## What this task involves
Read the listing and extract each line that includes the word "Explain".

## Provided data
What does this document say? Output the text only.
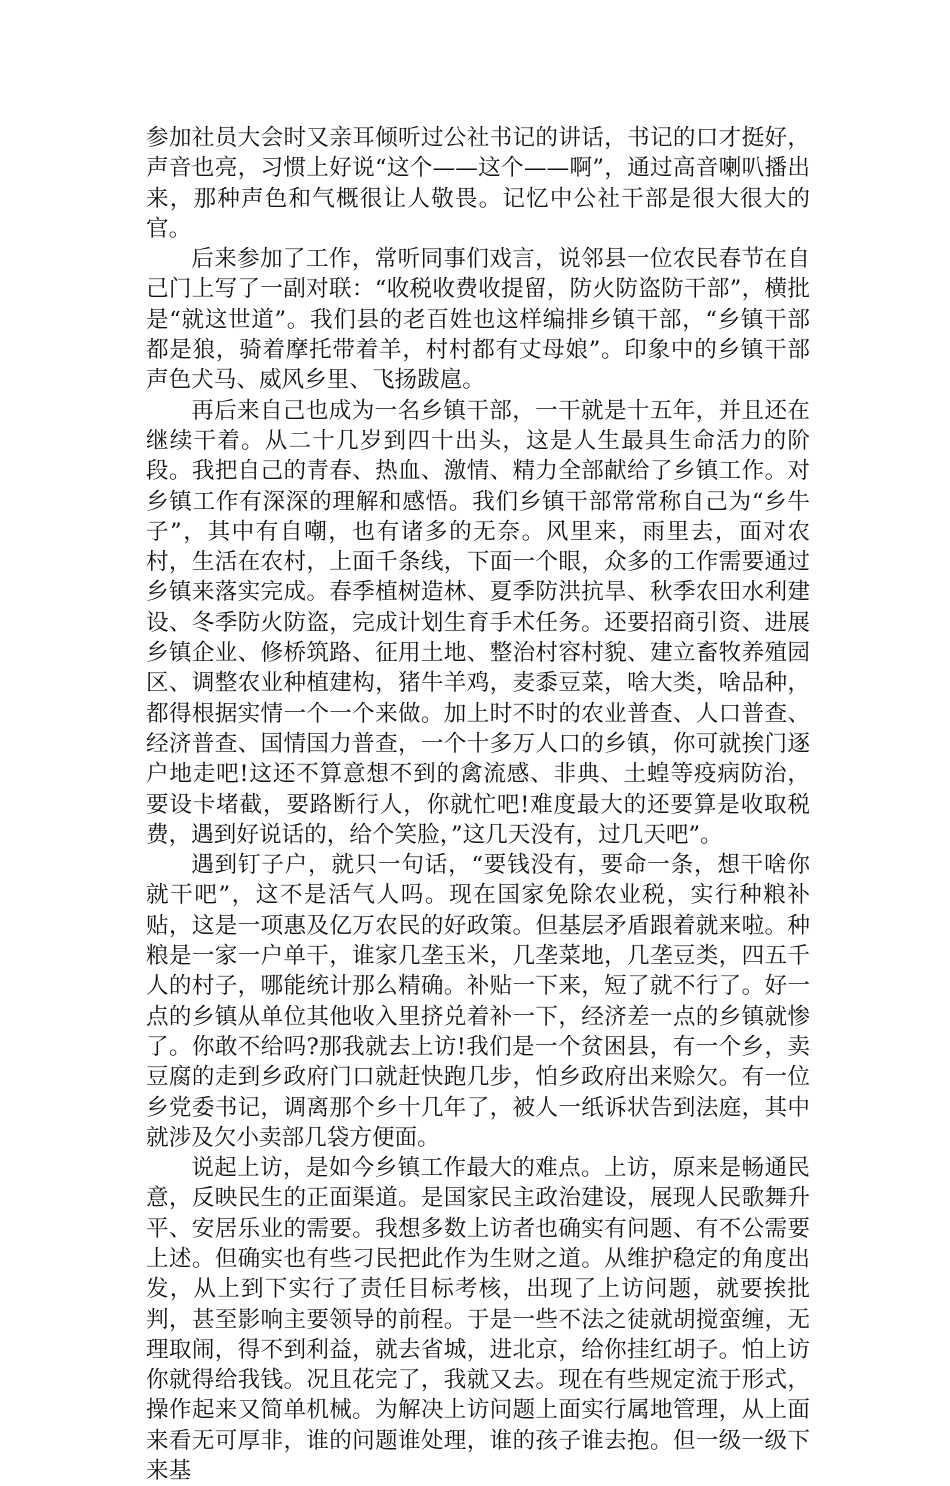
参加社员大会时又亲耳倾听过公社书记的讲话，书记的口才挺好，声音也亮，习惯上好说“这个——这个——啊”，通过高音喇叭播出来，那种声色和气概很让人敬畏。记忆中公社干部是很大很大的官。

后来参加了工作，常听同事们戏言，说邻县一位农民春节在自己门上写了一副对联：“收税收费收提留，防火防盗防干部”，横批是“就这世道”。我们县的老百姓也这样编排乡镇干部，“乡镇干部都是狼，骑着摩托带着羊，村村都有丈母娘”。印象中的乡镇干部声色犬马、威风乡里、飞扬跋扈。

再后来自己也成为一名乡镇干部，一干就是十五年，并且还在继续干着。从二十几岁到四十出头，这是人生最具生命活力的阶段。我把自己的青春、热血、激情、精力全部献给了乡镇工作。对乡镇工作有深深的理解和感悟。我们乡镇干部常常称自己为“乡牛子”，其中有自嘲，也有诸多的无奈。风里来，雨里去，面对农村，生活在农村，上面千条线，下面一个眼，众多的工作需要通过乡镇来落实完成。春季植树造林、夏季防洪抗旱、秋季农田水利建设、冬季防火防盗，完成计划生育手术任务。还要招商引资、进展乡镇企业、修桥筑路、征用土地、整治村容村貌、建立畜牧养殖园区、调整农业种植建构，猪牛羊鸡，麦黍豆菜，啥大类，啥品种，都得根据实情一个一个来做。加上时不时的农业普查、人口普查、经济普查、国情国力普查，一个十多万人口的乡镇，你可就挨门逐户地走吧!这还不算意想不到的禽流感、非典、土蝗等疫病防治，要设卡堵截，要路断行人，你就忙吧!难度最大的还要算是收取税费，遇到好说话的，给个笑脸，”这几天没有，过几天吧”。

遇到钉子户，就只一句话，“要钱没有，要命一条，想干啥你就干吧”，这不是活气人吗。现在国家免除农业税，实行种粮补贴，这是一项惠及亿万农民的好政策。但基层矛盾跟着就来啦。种粮是一家一户单干，谁家几垄玉米，几垄菜地，几垄豆类，四五千人的村子，哪能统计那么精确。补贴一下来，短了就不行了。好一点的乡镇从单位其他收入里挤兑着补一下，经济差一点的乡镇就惨了。你敢不给吗?那我就去上访!我们是一个贫困县，有一个乡，卖豆腐的走到乡政府门口就赶快跑几步，怕乡政府出来赊欠。有一位乡党委书记，调离那个乡十几年了，被人一纸诉状告到法庭，其中就涉及欠小卖部几袋方便面。

说起上访，是如今乡镇工作最大的难点。上访，原来是畅通民意，反映民生的正面渠道。是国家民主政治建设，展现人民歌舞升平、安居乐业的需要。我想多数上访者也确实有问题、有不公需要上述。但确实也有些刁民把此作为生财之道。从维护稳定的角度出发，从上到下实行了责任目标考核，出现了上访问题，就要挨批判，甚至影响主要领导的前程。于是一些不法之徒就胡搅蛮缠，无理取闹，得不到利益，就去省城，进北京，给你挂红胡子。怕上访你就得给我钱。况且花完了，我就又去。现在有些规定流于形式，操作起来又简单机械。为解决上访问题上面实行属地管理，从上面来看无可厚非，谁的问题谁处理，谁的孩子谁去抱。但一级一级下来基
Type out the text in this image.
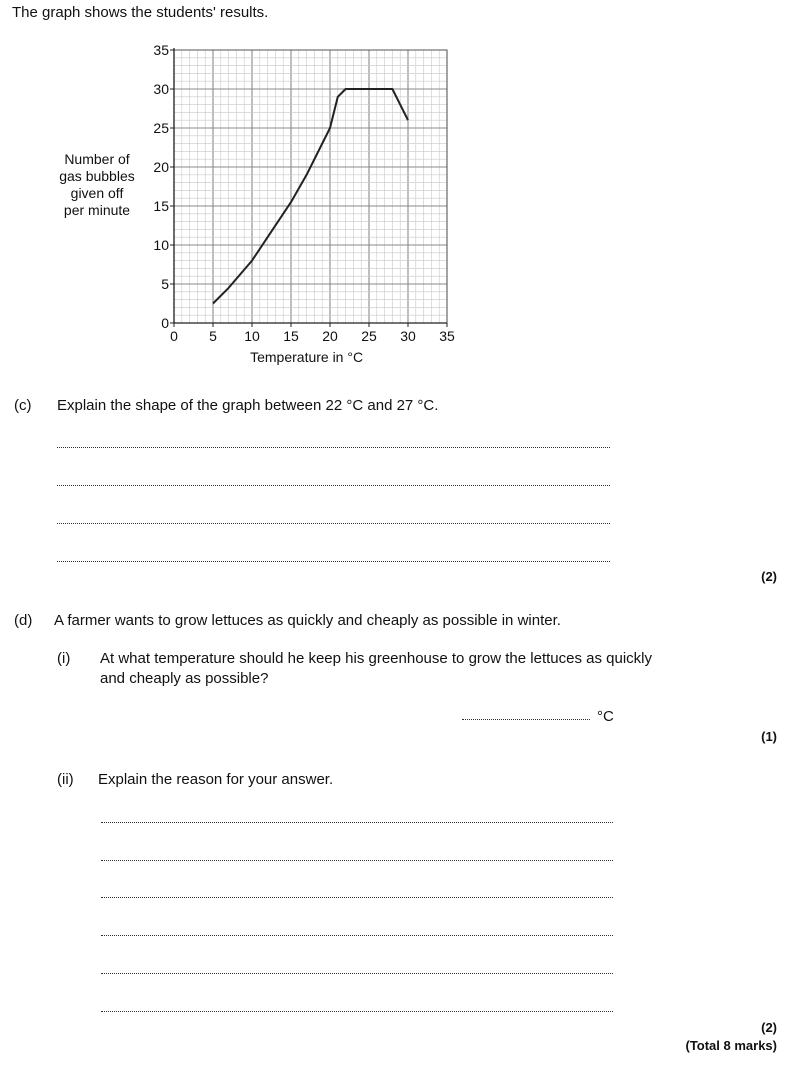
The graph shows the students' results.
0 5 10 15 20 25 30 35
0
5
10
15
20
25
30
35
Temperature in °C
Number of
gas bubbles
given off
per minute
(c) Explain the shape of the graph between 22 °C and 27 °C.
(2)
(d) A farmer wants to grow lettuces as quickly and cheaply as possible in winter.
(i) At what temperature should he keep his greenhouse to grow the lettuces as quickly
and cheaply as possible?
°C
(1)
(ii) Explain the reason for your answer.
(2)
(Total 8 marks)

## Exercise answer
(c) Explain the shape of the graph between 22 °C and 27 °C.
(ii) Explain the reason for your answer.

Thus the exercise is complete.